EXERCISE PASSAGE:
────────────────

SRA confirms students won’t be tested on Covid laws
Over 1,000 students will sit the first-ever Solicitors Qualifying Exam (SQE) this week, as the Solicitors Regulation Authority (SRA) confirmed they won’t be examined on laws introduced in response to the coronavirus pandemic.
The first stage of the assessment, known as SQE1, takes place across Pearson VUE test centres today and Thursday. It involves two exams, each being over five hours long and made up of multiple-choice questions on black-letter law subjects.
In a notice last week the SRA said that students won’t be examined “on any change to the law of England or Wales nor on the content of any other legal notices introduced in response to the coronavirus pandemic”.
The assessment scenarios and characters within them are to be treated as being unaffected by the coronavirus, the update said.
It comes as students reached out to us asking the regulator and SQE examiner Kaplan for clarity as to whether they will be tested on the law as it stands at the date of assessment. They told us they are expected to know, in relation to laws around insolvency, the specific amount a statutory demand has to be to permit a winding up petition after 21 days. There was confusion among exam takers on whether this would be the pre-Covid £750 figure or the £10,000 introduced following the easing of restrictions last month.
The SQE officially went live on 1 September 2021 and will eventually phase out the Legal Practice Course (LPC).
According to SRA figures, 1,155 students are signed up to take the first-ever SQE1 exam.

────────────────

GIVEN DATA:
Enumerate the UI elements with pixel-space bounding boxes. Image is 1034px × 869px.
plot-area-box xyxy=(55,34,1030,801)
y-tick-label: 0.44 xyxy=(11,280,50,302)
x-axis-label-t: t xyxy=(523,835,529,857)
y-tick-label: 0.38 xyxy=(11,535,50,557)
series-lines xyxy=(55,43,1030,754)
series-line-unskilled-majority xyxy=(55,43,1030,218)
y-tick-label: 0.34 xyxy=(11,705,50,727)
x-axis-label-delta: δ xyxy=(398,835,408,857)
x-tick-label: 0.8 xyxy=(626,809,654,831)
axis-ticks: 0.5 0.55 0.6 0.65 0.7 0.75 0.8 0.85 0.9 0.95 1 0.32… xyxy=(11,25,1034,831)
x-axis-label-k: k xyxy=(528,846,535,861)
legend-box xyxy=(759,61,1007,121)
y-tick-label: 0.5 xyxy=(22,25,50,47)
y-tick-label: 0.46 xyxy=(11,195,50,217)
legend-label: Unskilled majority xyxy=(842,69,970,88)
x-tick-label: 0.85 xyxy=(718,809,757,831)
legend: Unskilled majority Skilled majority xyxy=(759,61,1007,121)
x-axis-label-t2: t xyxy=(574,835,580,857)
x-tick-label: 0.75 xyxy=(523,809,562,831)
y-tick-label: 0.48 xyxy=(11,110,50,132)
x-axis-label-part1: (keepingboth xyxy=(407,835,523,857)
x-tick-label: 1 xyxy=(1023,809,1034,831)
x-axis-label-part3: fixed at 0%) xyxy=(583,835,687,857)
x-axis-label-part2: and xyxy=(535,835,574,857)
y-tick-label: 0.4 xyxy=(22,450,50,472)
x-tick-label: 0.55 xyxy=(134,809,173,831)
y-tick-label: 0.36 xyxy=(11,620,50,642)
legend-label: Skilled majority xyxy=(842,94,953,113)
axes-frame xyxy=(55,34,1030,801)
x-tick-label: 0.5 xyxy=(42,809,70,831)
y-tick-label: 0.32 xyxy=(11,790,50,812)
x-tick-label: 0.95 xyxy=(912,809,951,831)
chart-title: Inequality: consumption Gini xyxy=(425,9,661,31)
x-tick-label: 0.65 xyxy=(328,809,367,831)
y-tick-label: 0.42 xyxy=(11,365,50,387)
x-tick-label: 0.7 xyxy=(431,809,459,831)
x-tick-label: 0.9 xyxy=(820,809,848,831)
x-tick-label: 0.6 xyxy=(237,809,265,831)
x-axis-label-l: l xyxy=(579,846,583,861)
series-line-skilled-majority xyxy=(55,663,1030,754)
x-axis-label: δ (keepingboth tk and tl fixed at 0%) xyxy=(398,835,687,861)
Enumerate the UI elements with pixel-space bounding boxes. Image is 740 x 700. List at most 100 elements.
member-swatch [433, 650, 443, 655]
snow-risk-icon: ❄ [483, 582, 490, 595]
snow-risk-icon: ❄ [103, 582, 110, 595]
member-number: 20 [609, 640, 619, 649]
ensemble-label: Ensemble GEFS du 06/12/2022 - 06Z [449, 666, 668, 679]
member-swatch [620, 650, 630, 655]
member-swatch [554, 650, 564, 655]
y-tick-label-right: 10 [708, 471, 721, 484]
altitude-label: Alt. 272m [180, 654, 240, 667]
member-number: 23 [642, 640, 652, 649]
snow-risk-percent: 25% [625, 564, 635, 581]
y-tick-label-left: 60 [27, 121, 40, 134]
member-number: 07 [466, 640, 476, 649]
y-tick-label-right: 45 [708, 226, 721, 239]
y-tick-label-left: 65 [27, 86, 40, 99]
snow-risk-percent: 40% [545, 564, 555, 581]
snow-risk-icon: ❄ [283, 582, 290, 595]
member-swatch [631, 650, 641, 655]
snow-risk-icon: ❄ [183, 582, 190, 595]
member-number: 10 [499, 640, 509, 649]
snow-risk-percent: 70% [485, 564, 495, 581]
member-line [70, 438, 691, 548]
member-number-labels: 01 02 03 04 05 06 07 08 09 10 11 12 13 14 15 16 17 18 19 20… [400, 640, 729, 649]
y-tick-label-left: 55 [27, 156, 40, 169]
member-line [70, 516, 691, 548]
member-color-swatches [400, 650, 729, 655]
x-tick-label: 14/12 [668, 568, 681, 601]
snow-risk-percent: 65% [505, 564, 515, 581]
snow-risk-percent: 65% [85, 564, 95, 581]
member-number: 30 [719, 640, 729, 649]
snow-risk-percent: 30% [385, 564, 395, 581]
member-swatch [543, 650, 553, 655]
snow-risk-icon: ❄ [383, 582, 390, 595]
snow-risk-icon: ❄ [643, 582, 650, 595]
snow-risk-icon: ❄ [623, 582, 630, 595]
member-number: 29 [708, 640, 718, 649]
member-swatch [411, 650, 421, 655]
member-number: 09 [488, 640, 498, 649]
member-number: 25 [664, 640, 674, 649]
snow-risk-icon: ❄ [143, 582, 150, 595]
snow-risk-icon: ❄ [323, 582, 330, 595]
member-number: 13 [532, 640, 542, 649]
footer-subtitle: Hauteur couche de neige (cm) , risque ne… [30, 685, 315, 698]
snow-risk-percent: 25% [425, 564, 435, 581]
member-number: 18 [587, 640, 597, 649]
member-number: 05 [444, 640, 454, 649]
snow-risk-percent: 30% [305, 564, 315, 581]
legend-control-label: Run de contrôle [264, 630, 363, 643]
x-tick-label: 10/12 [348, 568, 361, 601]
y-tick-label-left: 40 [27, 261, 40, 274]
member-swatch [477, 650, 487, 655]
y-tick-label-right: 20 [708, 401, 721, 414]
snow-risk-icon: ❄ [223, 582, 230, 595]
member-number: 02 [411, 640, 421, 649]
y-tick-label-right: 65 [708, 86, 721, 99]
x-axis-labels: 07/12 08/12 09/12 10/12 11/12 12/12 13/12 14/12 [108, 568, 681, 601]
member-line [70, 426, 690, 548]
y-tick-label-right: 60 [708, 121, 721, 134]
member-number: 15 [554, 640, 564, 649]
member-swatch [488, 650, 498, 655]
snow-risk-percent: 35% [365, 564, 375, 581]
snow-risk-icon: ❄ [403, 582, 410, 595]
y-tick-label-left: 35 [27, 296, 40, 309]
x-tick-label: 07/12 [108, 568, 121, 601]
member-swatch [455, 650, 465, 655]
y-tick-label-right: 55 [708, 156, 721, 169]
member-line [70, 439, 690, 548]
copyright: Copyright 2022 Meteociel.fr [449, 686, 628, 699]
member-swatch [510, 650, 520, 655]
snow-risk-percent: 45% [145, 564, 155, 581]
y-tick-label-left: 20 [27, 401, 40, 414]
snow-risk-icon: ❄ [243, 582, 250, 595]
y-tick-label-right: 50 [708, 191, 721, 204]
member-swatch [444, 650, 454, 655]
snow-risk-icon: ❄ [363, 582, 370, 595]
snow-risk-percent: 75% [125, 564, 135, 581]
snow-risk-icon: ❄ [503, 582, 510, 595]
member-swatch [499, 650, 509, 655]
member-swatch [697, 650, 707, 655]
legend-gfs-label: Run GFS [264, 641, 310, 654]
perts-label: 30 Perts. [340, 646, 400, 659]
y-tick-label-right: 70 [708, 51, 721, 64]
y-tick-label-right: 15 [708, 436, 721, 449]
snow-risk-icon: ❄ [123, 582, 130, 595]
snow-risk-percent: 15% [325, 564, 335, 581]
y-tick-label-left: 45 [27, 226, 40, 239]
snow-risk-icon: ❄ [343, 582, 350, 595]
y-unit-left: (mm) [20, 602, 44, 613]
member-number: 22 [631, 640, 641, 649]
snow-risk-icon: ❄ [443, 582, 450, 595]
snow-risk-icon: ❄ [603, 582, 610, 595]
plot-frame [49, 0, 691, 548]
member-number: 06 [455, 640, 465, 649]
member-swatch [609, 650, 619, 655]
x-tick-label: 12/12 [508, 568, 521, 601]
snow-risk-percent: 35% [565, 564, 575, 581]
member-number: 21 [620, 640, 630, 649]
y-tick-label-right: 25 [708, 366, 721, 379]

────────────────

Copy the passage from the SRA article word for word, beginning at the words "The assessment scenarios" and stopping after "first-ever SQE1 exam.".

The assessment scenarios and characters within them are to be treated as being unaffected by the coronavirus, the update said.
It comes as students reached out to us asking the regulator and SQE examiner Kaplan for clarity as to whether they will be tested on the law as it stands at the date of assessment. They told us they are expected to know, in relation to laws around insolvency, the specific amount a statutory demand has to be to permit a winding up petition after 21 days. There was confusion among exam takers on whether this would be the pre-Covid £750 figure or the £10,000 introduced following the easing of restrictions last month.
The SQE officially went live on 1 September 2021 and will eventually phase out the Legal Practice Course (LPC).
According to SRA figures, 1,155 students are signed up to take the first-ever SQE1 exam.